Problem requirements:
Retype each line of the material exactly, please, skipping any picture in it.

Items from a data source:
───
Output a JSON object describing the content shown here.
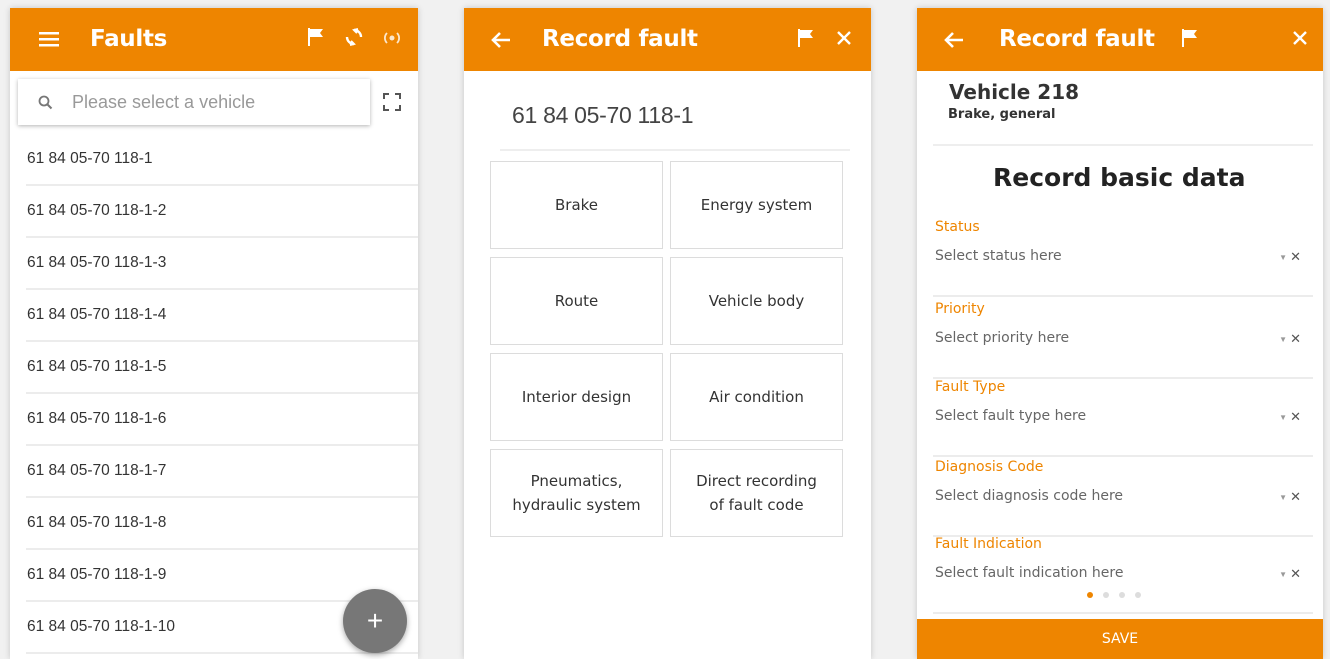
{
  "screen_list": {
    "title": "Faults",
    "search_placeholder": "Please select a vehicle",
    "vehicles": [
      "61 84 05-70 118-1",
      "61 84 05-70 118-1-2",
      "61 84 05-70 118-1-3",
      "61 84 05-70 118-1-4",
      "61 84 05-70 118-1-5",
      "61 84 05-70 118-1-6",
      "61 84 05-70 118-1-7",
      "61 84 05-70 118-1-8",
      "61 84 05-70 118-1-9",
      "61 84 05-70 118-1-10"
    ],
    "fab_label": "+"
  },
  "screen_categories": {
    "title": "Record fault",
    "vehicle_number": "61 84 05-70 118-1",
    "categories": [
      "Brake",
      "Energy system",
      "Route",
      "Vehicle body",
      "Interior design",
      "Air condition",
      "Pneumatics,\nhydraulic system",
      "Direct recording\nof fault code"
    ]
  },
  "screen_form": {
    "title": "Record fault",
    "vehicle": "Vehicle 218",
    "category": "Brake, general",
    "section_title": "Record basic data",
    "fields": [
      {
        "label": "Status",
        "placeholder": "Select status here"
      },
      {
        "label": "Priority",
        "placeholder": "Select priority here"
      },
      {
        "label": "Fault Type",
        "placeholder": "Select fault type here"
      },
      {
        "label": "Diagnosis Code",
        "placeholder": "Select diagnosis code here"
      },
      {
        "label": "Fault Indication",
        "placeholder": "Select fault indication here"
      }
    ],
    "pager": {
      "pages": 4,
      "active": 1
    },
    "save_label": "SAVE"
  },
  "colors": {
    "accent": "#ee8500",
    "fab": "#777777"
  },
  "icons": [
    "menu-icon",
    "flag-icon",
    "sync-icon",
    "nfc-icon",
    "search-icon",
    "fullscreen-icon",
    "back-arrow-icon",
    "close-icon",
    "dropdown-caret-icon",
    "clear-icon"
  ]
}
───
Task answer:
Output a JSON object describing the content shown here.
{
  "screen_list": {
    "title": "Faults",
    "search_placeholder": "Please select a vehicle",
    "vehicles": [
      "61 84 05-70 118-1",
      "61 84 05-70 118-1-2",
      "61 84 05-70 118-1-3",
      "61 84 05-70 118-1-4",
      "61 84 05-70 118-1-5",
      "61 84 05-70 118-1-6",
      "61 84 05-70 118-1-7",
      "61 84 05-70 118-1-8",
      "61 84 05-70 118-1-9",
      "61 84 05-70 118-1-10"
    ],
    "fab_label": "+"
  },
  "screen_categories": {
    "title": "Record fault",
    "vehicle_number": "61 84 05-70 118-1",
    "categories": [
      "Brake",
      "Energy system",
      "Route",
      "Vehicle body",
      "Interior design",
      "Air condition",
      "Pneumatics,\nhydraulic system",
      "Direct recording\nof fault code"
    ]
  },
  "screen_form": {
    "title": "Record fault",
    "vehicle": "Vehicle 218",
    "category": "Brake, general",
    "section_title": "Record basic data",
    "fields": [
      {
        "label": "Status",
        "placeholder": "Select status here"
      },
      {
        "label": "Priority",
        "placeholder": "Select priority here"
      },
      {
        "label": "Fault Type",
        "placeholder": "Select fault type here"
      },
      {
        "label": "Diagnosis Code",
        "placeholder": "Select diagnosis code here"
      },
      {
        "label": "Fault Indication",
        "placeholder": "Select fault indication here"
      }
    ],
    "pager": {
      "pages": 4,
      "active": 1
    },
    "save_label": "SAVE"
  },
  "colors": {
    "accent": "#ee8500",
    "fab": "#777777"
  },
  "icons": [
    "menu-icon",
    "flag-icon",
    "sync-icon",
    "nfc-icon",
    "search-icon",
    "fullscreen-icon",
    "back-arrow-icon",
    "close-icon",
    "dropdown-caret-icon",
    "clear-icon"
  ]
}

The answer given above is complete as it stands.